**Work to complete:**
Print the records below word for word, but leave out the pictures.

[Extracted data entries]
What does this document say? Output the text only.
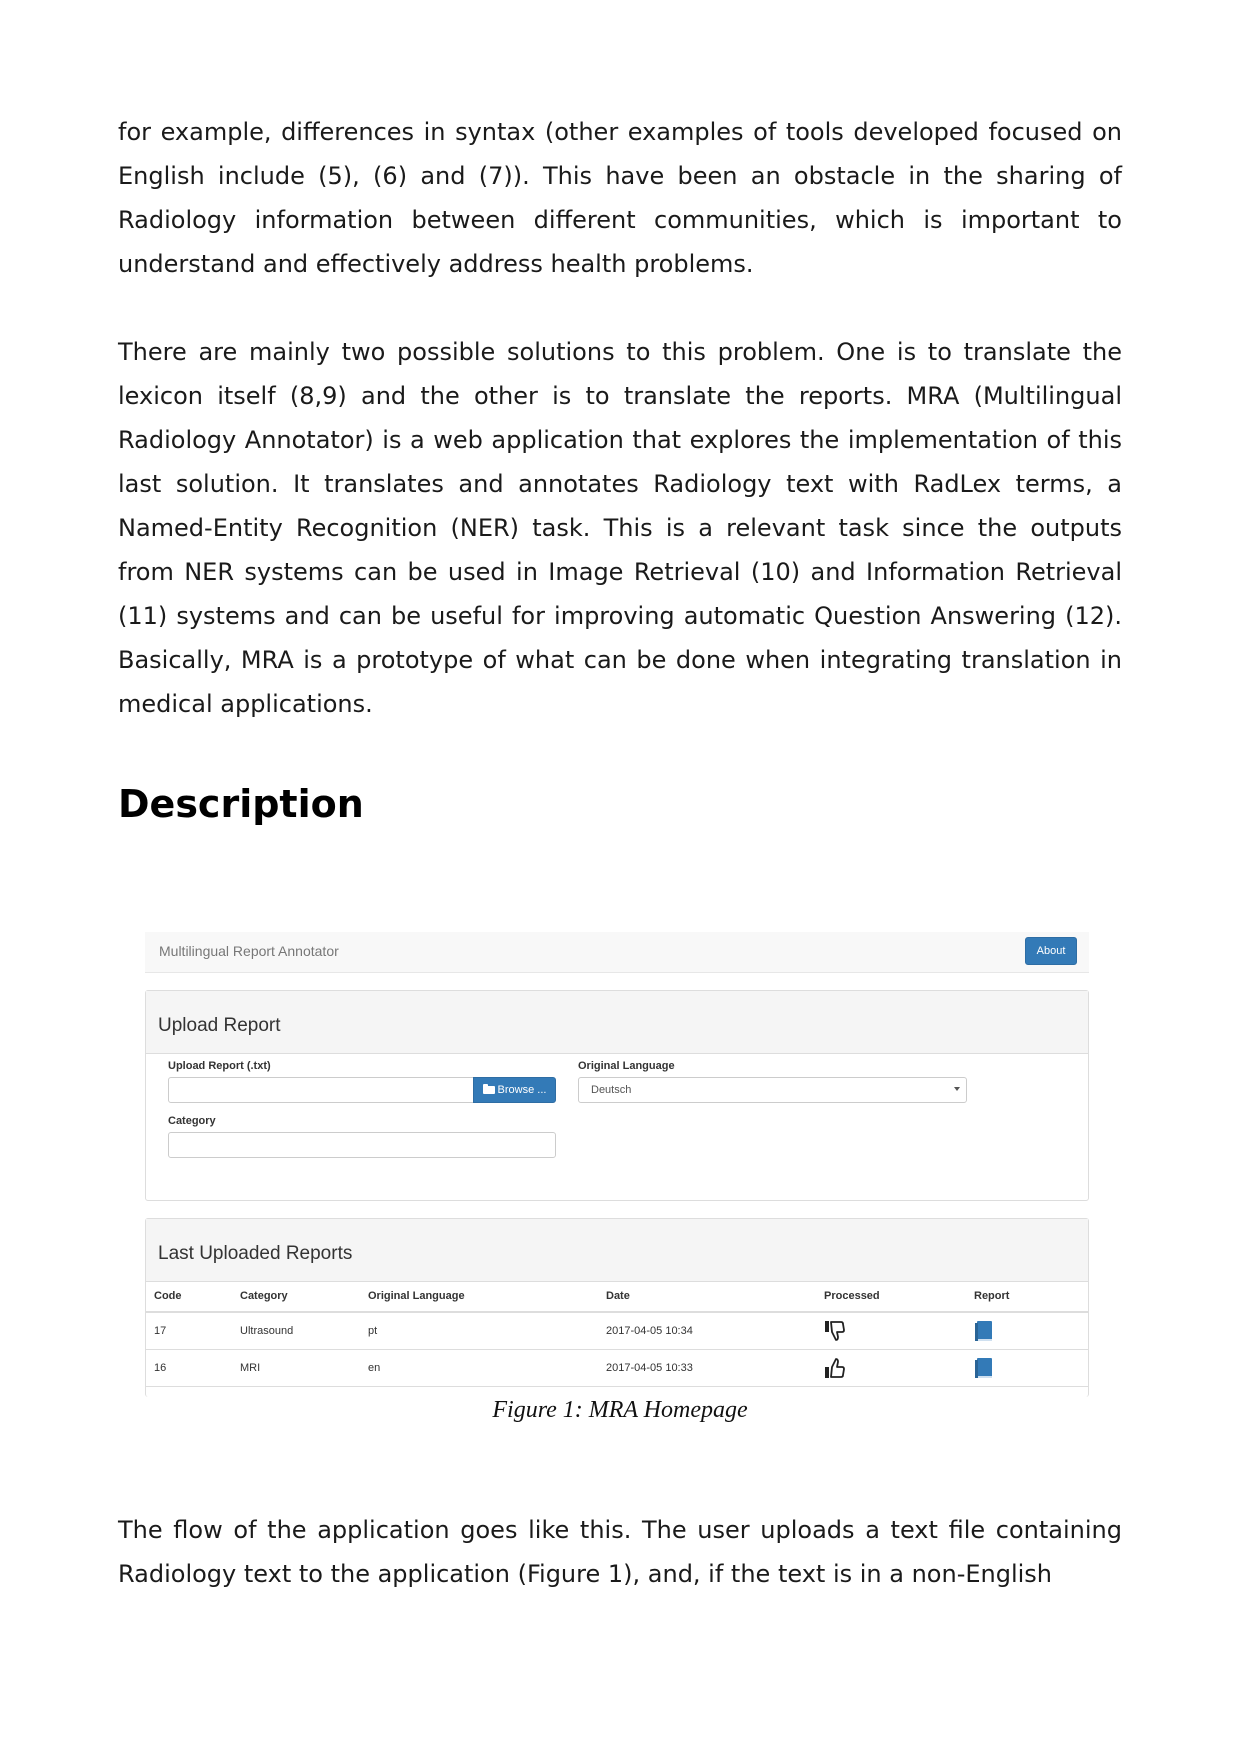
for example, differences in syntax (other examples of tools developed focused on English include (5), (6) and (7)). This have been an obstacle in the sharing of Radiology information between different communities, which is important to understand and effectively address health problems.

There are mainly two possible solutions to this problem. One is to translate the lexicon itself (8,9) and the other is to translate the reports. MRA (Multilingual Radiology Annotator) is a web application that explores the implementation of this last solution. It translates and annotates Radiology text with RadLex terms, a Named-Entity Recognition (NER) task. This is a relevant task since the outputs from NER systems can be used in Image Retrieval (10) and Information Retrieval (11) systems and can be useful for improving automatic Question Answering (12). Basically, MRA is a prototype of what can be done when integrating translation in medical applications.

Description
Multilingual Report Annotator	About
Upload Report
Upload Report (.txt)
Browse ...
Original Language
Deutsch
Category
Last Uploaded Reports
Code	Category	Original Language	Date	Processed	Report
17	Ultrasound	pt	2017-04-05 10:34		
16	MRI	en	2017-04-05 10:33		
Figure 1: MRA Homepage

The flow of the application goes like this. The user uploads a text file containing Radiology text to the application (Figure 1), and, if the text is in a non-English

**Expected answer:**
What does this document say? Output the text only.
for example, differences in syntax (other examples of tools developed focused on English include (5), (6) and (7)). This have been an obstacle in the sharing of Radiology information between different communities, which is important to understand and effectively address health problems.

There are mainly two possible solutions to this problem. One is to translate the lexicon itself (8,9) and the other is to translate the reports. MRA (Multilingual Radiology Annotator) is a web application that explores the implementation of this last solution. It translates and annotates Radiology text with RadLex terms, a Named-Entity Recognition (NER) task. This is a relevant task since the outputs from NER systems can be used in Image Retrieval (10) and Information Retrieval (11) systems and can be useful for improving automatic Question Answering (12). Basically, MRA is a prototype of what can be done when integrating translation in medical applications.

Description
Multilingual Report Annotator	About
Upload Report
Upload Report (.txt)
Browse ...
Original Language
Deutsch
Category
Last Uploaded Reports
Code	Category	Original Language	Date	Processed	Report
17	Ultrasound	pt	2017-04-05 10:34		
16	MRI	en	2017-04-05 10:33		
Figure 1: MRA Homepage

The flow of the application goes like this. The user uploads a text file containing Radiology text to the application (Figure 1), and, if the text is in a non-English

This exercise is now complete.